INSTRUCTIONS TO FOLLOW
Sort through the entries below and pull out lines containing the word "subtitle".

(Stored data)
>> Begin

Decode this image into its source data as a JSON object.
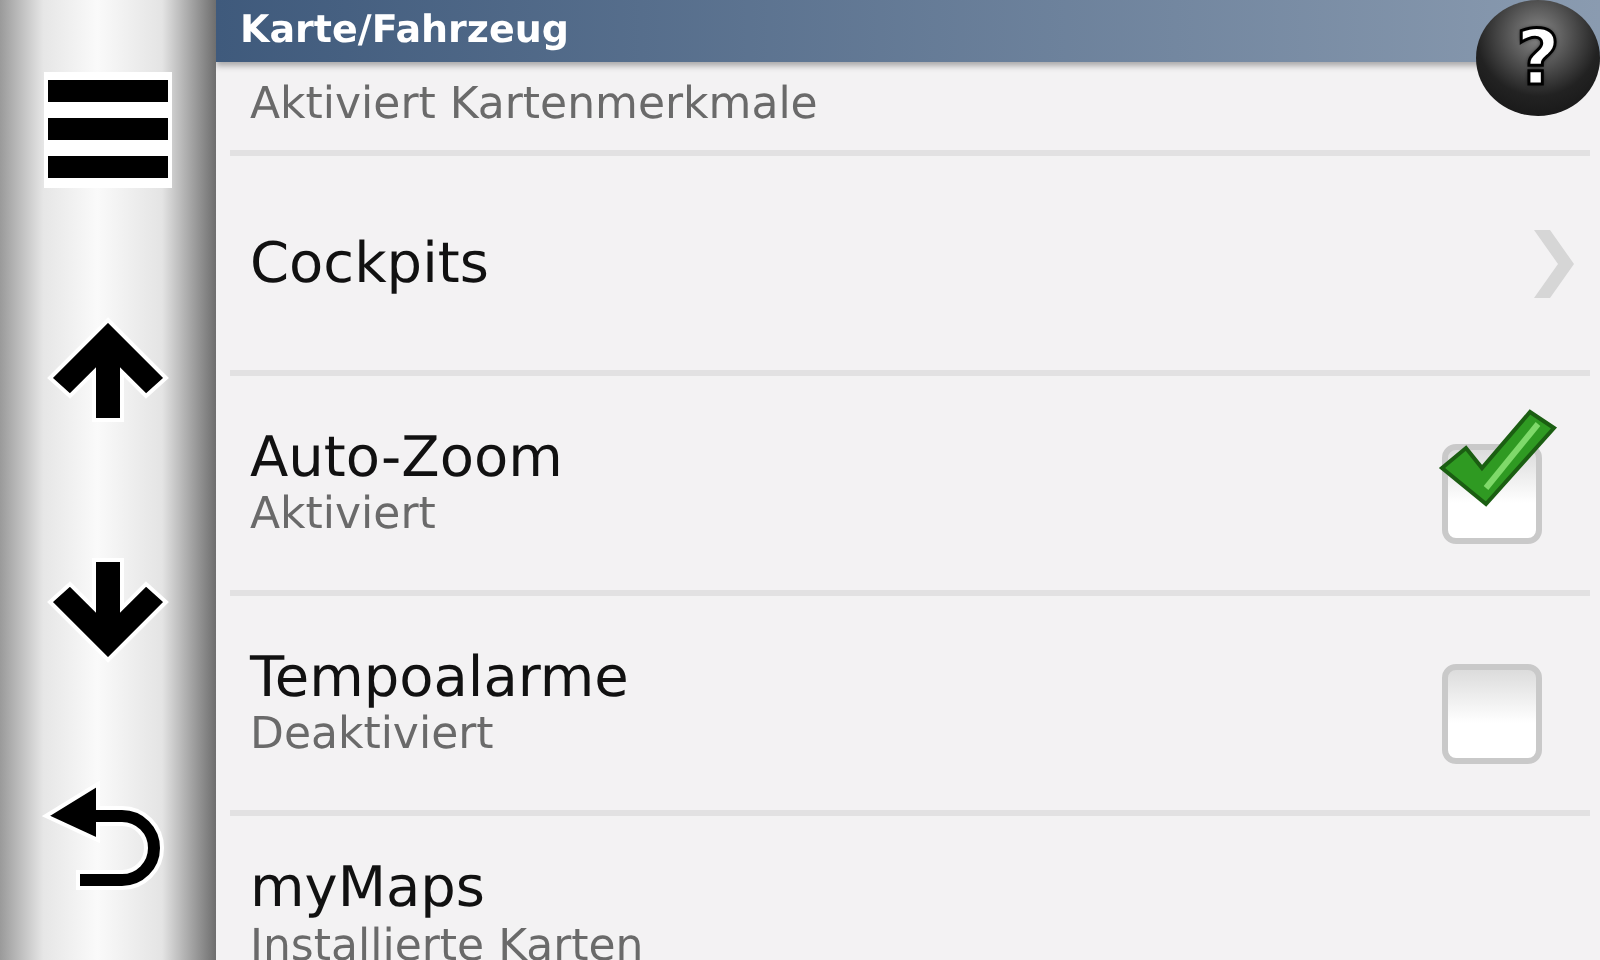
{
  "window": {
    "title": "Karte/Fahrzeug"
  },
  "help_button": {
    "label": "?"
  },
  "rows": [
    {
      "kind": "partial",
      "subtitle": "Aktiviert Kartenmerkmale"
    },
    {
      "kind": "link",
      "label": "Cockpits"
    },
    {
      "kind": "toggle",
      "label": "Auto-Zoom",
      "subtitle": "Aktiviert",
      "checked": true
    },
    {
      "kind": "toggle",
      "label": "Tempoalarme",
      "subtitle": "Deaktiviert",
      "checked": false
    },
    {
      "kind": "partial_bottom",
      "label": "myMaps",
      "subtitle": "Installierte Karten"
    }
  ]
}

>> End

TASK RESULT
      "subtitle": "Aktiviert Kartenmerkmale"
      "subtitle": "Aktiviert",
      "subtitle": "Deaktiviert",
      "subtitle": "Installierte Karten"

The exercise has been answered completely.